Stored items
___

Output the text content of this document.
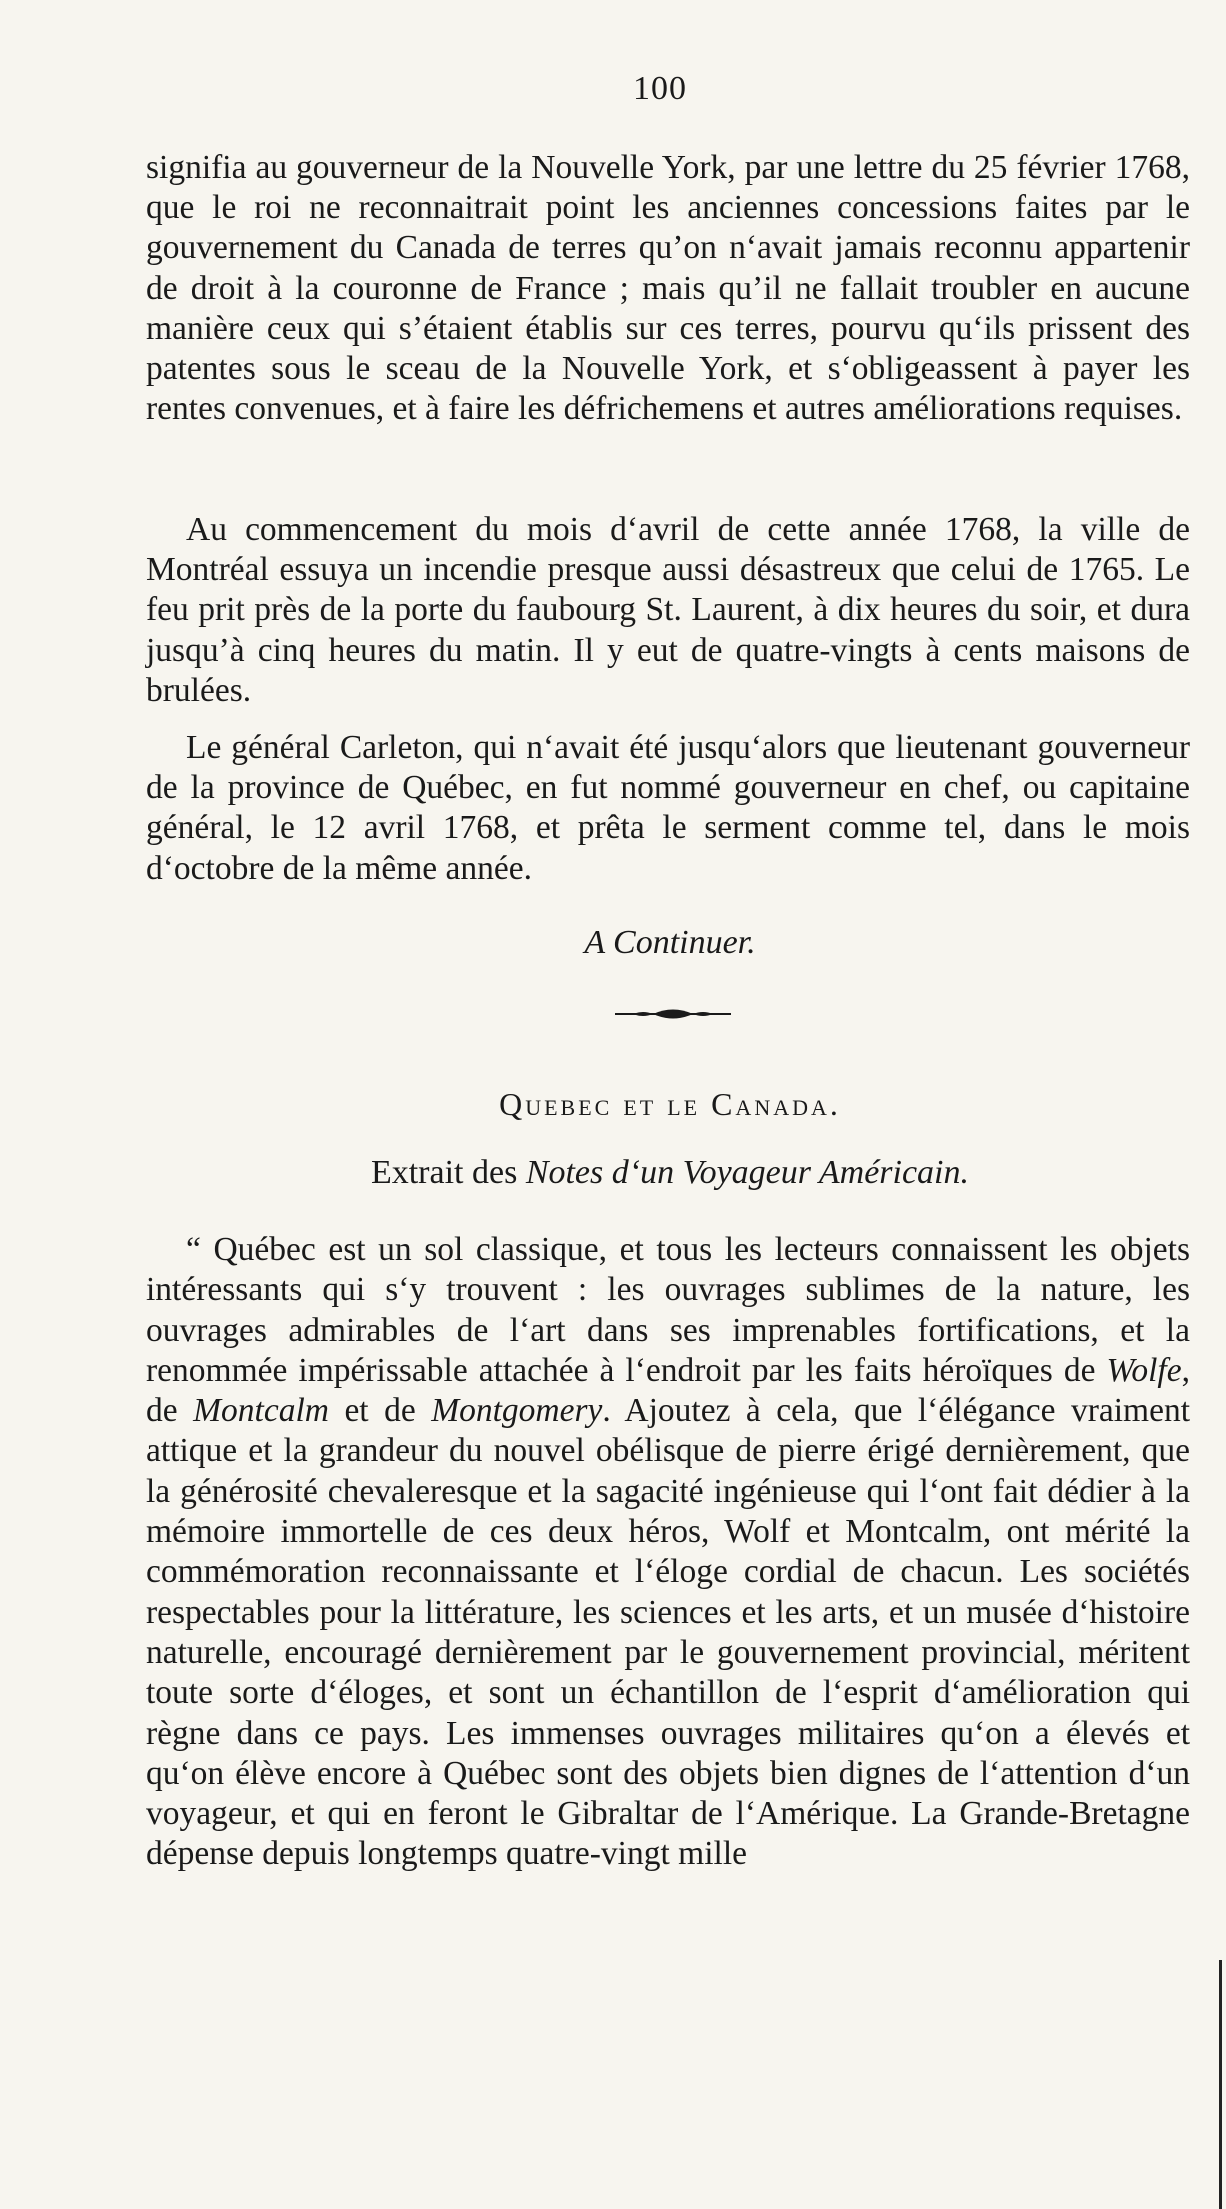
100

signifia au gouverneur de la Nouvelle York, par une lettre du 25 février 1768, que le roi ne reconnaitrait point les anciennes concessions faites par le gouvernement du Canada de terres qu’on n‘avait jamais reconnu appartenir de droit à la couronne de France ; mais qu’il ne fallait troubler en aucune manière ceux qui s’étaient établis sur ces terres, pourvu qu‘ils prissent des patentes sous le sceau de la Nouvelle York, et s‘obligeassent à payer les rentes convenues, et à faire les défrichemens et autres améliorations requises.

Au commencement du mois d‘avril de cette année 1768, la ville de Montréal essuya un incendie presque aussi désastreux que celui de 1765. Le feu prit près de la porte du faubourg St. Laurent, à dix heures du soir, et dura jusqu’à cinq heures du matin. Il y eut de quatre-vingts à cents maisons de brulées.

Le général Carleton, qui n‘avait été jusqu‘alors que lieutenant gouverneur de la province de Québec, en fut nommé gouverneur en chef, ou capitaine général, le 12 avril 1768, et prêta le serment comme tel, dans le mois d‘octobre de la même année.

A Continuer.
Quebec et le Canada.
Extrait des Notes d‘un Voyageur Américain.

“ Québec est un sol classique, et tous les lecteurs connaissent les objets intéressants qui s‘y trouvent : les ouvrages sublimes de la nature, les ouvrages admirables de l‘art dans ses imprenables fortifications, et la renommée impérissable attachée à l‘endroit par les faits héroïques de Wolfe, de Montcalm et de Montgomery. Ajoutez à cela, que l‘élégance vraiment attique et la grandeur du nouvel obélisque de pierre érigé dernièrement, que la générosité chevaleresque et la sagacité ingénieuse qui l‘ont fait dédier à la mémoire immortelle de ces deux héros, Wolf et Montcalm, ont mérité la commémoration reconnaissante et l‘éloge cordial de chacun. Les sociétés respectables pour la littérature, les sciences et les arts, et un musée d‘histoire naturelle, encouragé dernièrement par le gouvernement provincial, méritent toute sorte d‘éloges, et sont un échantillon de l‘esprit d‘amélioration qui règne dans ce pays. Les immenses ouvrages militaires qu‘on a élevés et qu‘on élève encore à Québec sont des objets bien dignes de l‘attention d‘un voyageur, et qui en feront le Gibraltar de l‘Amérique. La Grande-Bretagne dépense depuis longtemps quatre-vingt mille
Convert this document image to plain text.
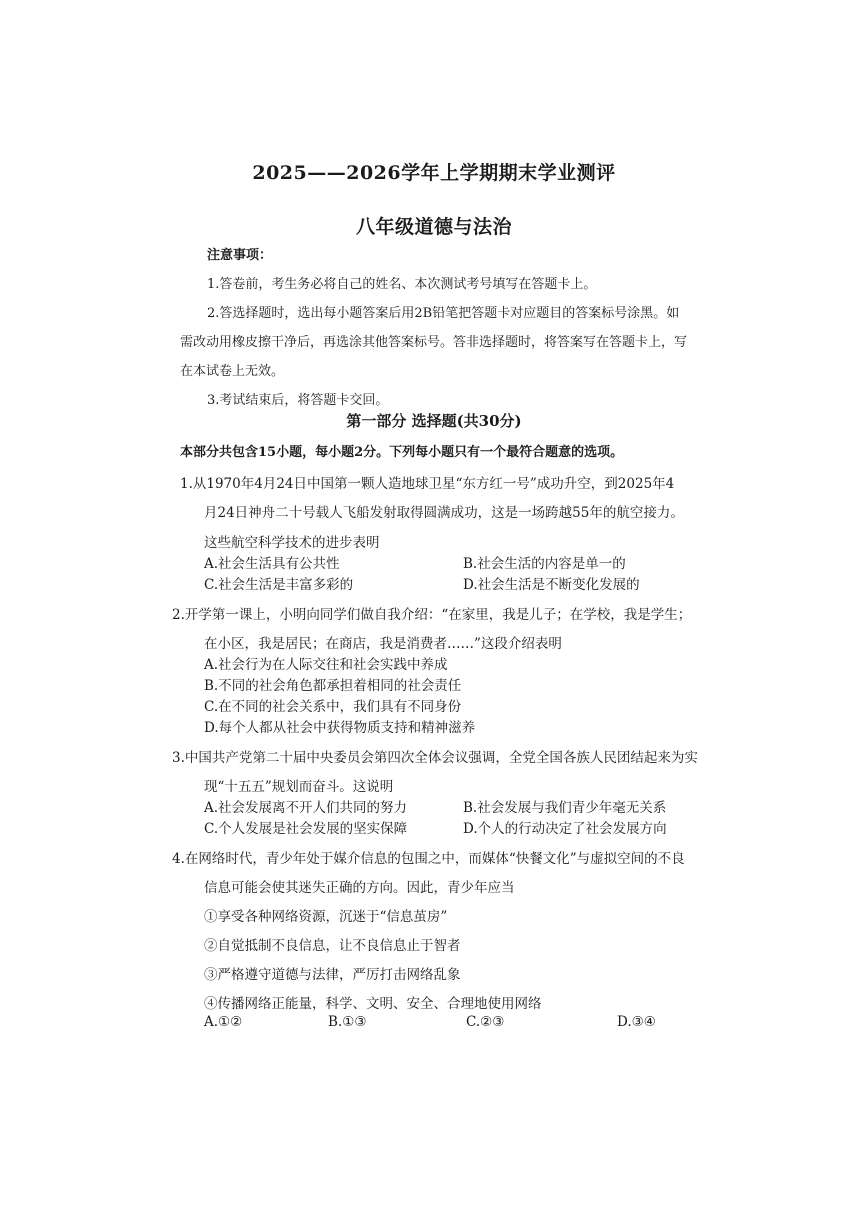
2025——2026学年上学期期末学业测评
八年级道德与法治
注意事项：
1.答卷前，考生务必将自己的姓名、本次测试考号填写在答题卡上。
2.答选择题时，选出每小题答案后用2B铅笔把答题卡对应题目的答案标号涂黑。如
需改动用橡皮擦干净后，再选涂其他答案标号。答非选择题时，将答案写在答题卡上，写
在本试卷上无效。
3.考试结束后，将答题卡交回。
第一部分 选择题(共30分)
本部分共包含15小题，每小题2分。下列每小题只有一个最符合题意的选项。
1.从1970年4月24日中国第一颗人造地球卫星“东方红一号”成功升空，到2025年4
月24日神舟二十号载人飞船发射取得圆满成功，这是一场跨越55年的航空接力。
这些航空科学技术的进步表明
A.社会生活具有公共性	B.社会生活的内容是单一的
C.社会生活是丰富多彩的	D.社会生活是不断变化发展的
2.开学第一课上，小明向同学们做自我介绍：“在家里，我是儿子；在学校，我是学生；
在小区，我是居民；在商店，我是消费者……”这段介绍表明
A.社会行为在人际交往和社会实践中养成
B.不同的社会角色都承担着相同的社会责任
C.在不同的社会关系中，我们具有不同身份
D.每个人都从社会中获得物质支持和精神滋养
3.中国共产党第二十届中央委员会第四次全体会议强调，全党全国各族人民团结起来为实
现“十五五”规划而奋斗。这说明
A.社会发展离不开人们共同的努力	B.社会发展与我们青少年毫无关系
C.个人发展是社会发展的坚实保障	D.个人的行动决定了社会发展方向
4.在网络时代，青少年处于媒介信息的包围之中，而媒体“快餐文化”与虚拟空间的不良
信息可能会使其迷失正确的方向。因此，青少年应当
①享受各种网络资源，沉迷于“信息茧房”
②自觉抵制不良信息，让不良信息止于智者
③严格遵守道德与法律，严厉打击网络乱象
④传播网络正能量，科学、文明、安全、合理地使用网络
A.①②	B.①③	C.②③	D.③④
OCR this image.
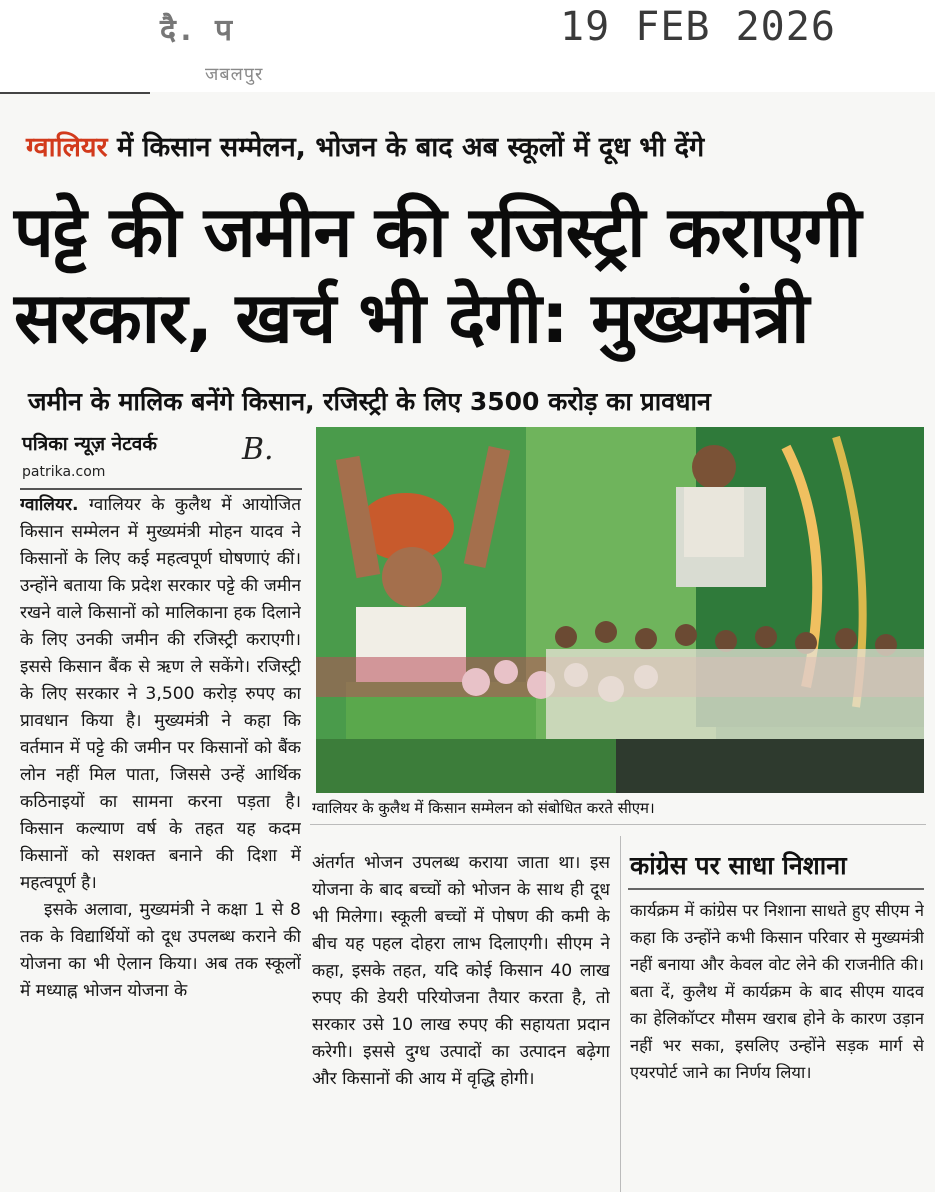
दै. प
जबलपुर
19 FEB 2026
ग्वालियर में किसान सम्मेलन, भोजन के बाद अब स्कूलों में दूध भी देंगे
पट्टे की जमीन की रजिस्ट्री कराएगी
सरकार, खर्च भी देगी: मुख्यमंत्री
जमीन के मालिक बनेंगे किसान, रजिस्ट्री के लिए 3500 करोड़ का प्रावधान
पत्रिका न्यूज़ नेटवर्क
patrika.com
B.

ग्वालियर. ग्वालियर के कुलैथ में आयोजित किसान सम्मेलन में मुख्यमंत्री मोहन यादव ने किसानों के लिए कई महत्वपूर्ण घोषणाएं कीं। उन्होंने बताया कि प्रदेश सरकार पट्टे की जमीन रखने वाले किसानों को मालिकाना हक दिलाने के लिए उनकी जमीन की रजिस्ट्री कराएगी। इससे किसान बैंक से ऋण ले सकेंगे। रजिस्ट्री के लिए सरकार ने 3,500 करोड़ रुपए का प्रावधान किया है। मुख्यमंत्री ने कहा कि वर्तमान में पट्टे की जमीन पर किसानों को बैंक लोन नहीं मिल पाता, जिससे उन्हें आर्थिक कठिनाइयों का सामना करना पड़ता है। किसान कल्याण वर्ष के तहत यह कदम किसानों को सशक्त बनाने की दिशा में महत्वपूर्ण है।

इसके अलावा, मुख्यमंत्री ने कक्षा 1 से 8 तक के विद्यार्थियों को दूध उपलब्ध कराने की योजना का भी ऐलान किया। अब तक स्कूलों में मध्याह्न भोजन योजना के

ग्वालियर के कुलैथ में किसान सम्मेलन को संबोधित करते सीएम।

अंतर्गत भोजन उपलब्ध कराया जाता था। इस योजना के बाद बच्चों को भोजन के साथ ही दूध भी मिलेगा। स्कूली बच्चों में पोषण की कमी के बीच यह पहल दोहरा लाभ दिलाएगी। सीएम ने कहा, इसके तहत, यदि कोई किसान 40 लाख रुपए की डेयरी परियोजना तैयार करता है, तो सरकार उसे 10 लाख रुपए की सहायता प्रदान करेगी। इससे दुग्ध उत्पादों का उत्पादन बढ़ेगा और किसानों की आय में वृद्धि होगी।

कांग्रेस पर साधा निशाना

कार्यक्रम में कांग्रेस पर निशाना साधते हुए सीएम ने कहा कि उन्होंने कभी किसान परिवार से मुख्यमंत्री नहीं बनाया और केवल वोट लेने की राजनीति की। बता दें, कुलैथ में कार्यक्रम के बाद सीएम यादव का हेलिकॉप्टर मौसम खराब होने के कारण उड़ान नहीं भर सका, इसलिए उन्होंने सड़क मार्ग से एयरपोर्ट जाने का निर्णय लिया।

___

▸ **Required work**: Check each line above for the word "text" and give the number of lines that have it, nothing else.

▸ **Final result**: 2